### Exercises to complete
1. From the spray gun forum thread, extract the passage from "## coldcalpaintr (Nov" up to and including "it's nearly new.", copying it word for word.
2. According to the spray gun forum thread, under what condition could a smaller tip lead to spitting, and why? Answer in one to three sentences.
3. Answer these questions about the spray gun forum thread:
(a) What three causes does the first poster give for blobs of paint coming out when the trigger is depressed or released?
(b) What should be done if checking the needle assembly for contaminates doesn't work?
(c) What did coldcalpaintr's gun shoot fine before the switch to a heavier latex?

Spray guns spit* when they get worn out. I would be surprised if that has anything to do with the specific tip being used unless we’re talking about spitting as a result of clogging. In that case smaller tips are going to clog more and cause “spitting” when the clog happens. 

Like Mike said, check for contaminates in the needle assembly. If that doesn’t work, repack the gun. If you have a cheap gun that can’t be repacked, it’s time for a new one if you don’t want it to spit. 

* by “spit” I’m assuming that you mean blobs of paint coming out when you depress or release the trigger. In my experience this is always caused by a worn needle assembly, contamination, or improper calibration of the assembly. I suspect the specific tip is a red herring in trying to solve this problem. 


Sent from my iPhone using Tapatalk


----------



## coldcalpaintr (Nov 28, 2016)

Jmayspaint said:


> Spray guns spit* when they get worn out. I would be surprised if that has anything to do with the specific tip being used unless we’re talking about spitting as a result of clogging. In that case smaller tips are going to clog more and cause “spitting” when the clog happens.
> 
> Like Mike said, check for contaminates in the needle assembly. If that doesn’t work, repack the gun. If you have a cheap gun that can’t be repacked, it’s time for a new one if you don’t want it to spit.
> 
> ...


In my case I used a nearly new contractor's gun that shot some water based primer just fine before switching to a heavier latex (cleaning in between). I haven't disassembled it, but I don't know if there's a point since it's nearly new.

(Excerpts from a layout annotation set)
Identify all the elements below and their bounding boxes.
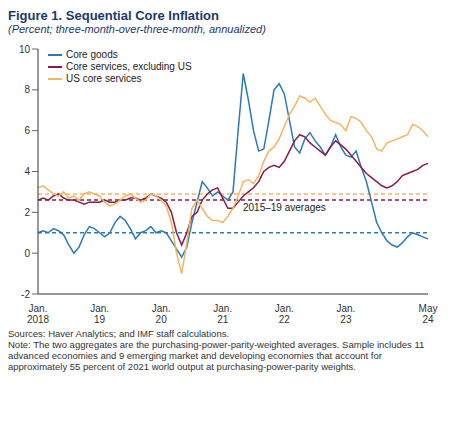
svg-text:0: 0 xyxy=(24,248,30,259)
svg-text:Jan.21: Jan.21 xyxy=(213,303,232,324)
svg-text:4: 4 xyxy=(24,166,30,177)
html-text:Sources: Haver Analytics; and: Sources: Haver Analytics; and IMF staff … xyxy=(8,328,230,339)
html-text:(Percent; three-month-over-thr: (Percent; three-month-over-three-month, … xyxy=(8,23,266,35)
html-text:Core services, excluding US: Core services, excluding US xyxy=(66,61,192,72)
svg-text:-2: -2 xyxy=(21,289,30,300)
svg-text:Jan.20: Jan.20 xyxy=(152,303,171,324)
svg-text:Jan.2018: Jan.2018 xyxy=(27,303,50,324)
html-text:Figure 1. Sequential Core Infl: Figure 1. Sequential Core Inflation xyxy=(8,8,219,23)
svg-text:Jan.19: Jan.19 xyxy=(90,303,109,324)
html-text:Note: The two aggregates are t: Note: The two aggregates are the purchas… xyxy=(8,339,425,372)
svg-text:6: 6 xyxy=(24,125,30,136)
html-text:2015–19 averages: 2015–19 averages xyxy=(243,202,326,213)
html-text:Core goods: Core goods xyxy=(66,49,118,60)
svg-text:May24: May24 xyxy=(419,303,438,324)
html-text:US core services: US core services xyxy=(66,73,142,84)
svg-text:8: 8 xyxy=(24,84,30,95)
svg-text:2: 2 xyxy=(24,207,30,218)
svg-text:Jan.23: Jan.23 xyxy=(336,303,355,324)
svg-text:10: 10 xyxy=(19,44,31,55)
svg-text:Jan.22: Jan.22 xyxy=(275,303,294,324)
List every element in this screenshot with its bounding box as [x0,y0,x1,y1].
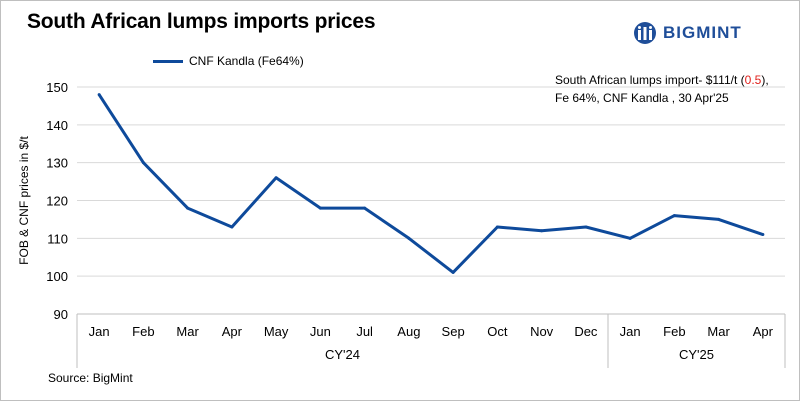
x-tick-label: Mar [176,324,199,339]
y-tick-label: 150 [46,80,68,95]
data-point [672,214,676,218]
data-point [141,161,145,165]
x-tick-label: Feb [663,324,685,339]
y-tick-label: 120 [46,194,68,209]
data-point [274,176,278,180]
data-point [584,225,588,229]
bigmint-logo-icon [634,22,656,44]
data-point [363,206,367,210]
annotation-line-2: Fe 64%, CNF Kandla , 30 Apr'25 [555,91,729,105]
y-tick-label: 100 [46,269,68,284]
x-tick-label: Jan [89,324,110,339]
data-point [451,270,455,274]
data-point [761,233,765,237]
annotation-line-1: South African lumps import- $111/t (0.5)… [555,71,769,89]
x-tick-label: May [264,324,289,339]
chart-title: South African lumps imports prices [27,10,376,33]
x-tick-label: Jul [356,324,373,339]
data-point [495,225,499,229]
annotation-suffix: ), [761,73,769,87]
x-tick-label: Feb [132,324,154,339]
data-point [407,236,411,240]
group-label: CY'25 [679,347,714,362]
x-tick-label: Aug [397,324,420,339]
data-point [97,93,101,97]
x-tick-label: Apr [753,324,774,339]
legend-label: CNF Kandla (Fe64%) [189,54,304,68]
x-tick-label: Sep [442,324,465,339]
group-label: CY'24 [325,347,360,362]
series-line [97,93,764,274]
data-point [318,206,322,210]
data-point [230,225,234,229]
x-tick-label: Mar [707,324,730,339]
brand-name: BIGMINT [663,23,742,42]
data-point [186,206,190,210]
legend: CNF Kandla (Fe64%) [153,54,304,68]
data-point [540,229,544,233]
brand: BIGMINT [633,21,742,45]
price-annotation: South African lumps import- $111/t (0.5)… [555,71,769,107]
y-tick-label: 90 [54,307,68,322]
x-tick-label: Jan [620,324,641,339]
x-tick-label: Oct [487,324,508,339]
y-axis-label: FOB & CNF prices in $/t [17,135,31,264]
data-point [628,236,632,240]
x-tick-label: Nov [530,324,554,339]
annotation-change: 0.5 [744,73,762,87]
y-tick-label: 110 [47,231,68,246]
x-tick-label: Dec [574,324,598,339]
data-point [717,217,721,221]
annotation-prefix: South African lumps import- $111/t ( [555,73,745,87]
legend-swatch [153,59,183,63]
x-tick-label: Apr [222,324,243,339]
y-tick-label: 130 [46,156,68,171]
x-tick-label: Jun [310,324,331,339]
y-tick-label: 140 [46,118,68,133]
source-note: Source: BigMint [48,371,133,385]
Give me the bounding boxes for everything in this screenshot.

### Complete answers
1.
## coldcalpaintr (Nov 28, 2016)

Jmayspaint said:


> Spray guns spit* when they get worn out. I would be surprised if that has anything to do with the specific tip being used unless we’re talking about spitting as a result of clogging. In that case smaller tips are going to clog more and cause “spitting” when the clog happens.
> 
> Like Mike said, check for contaminates in the needle assembly. If that doesn’t work, repack the gun. If you have a cheap gun that can’t be repacked, it’s time for a new one if you don’t want it to spit.
> 
> ...


In my case I used a nearly new contractor's gun that shot some water based primer just fine before switching to a heavier latex (cleaning in between). I haven't disassembled it, but I don't know if there's a point since it's nearly new.

2. A smaller tip could matter only if the spitting comes from clogging. Smaller tips clog more, and the gun spits when the clog happens.

3.
(a) A worn needle assembly, contamination, or improper calibration of the assembly.
(b) Repack the gun.
(c) Some water-based primer.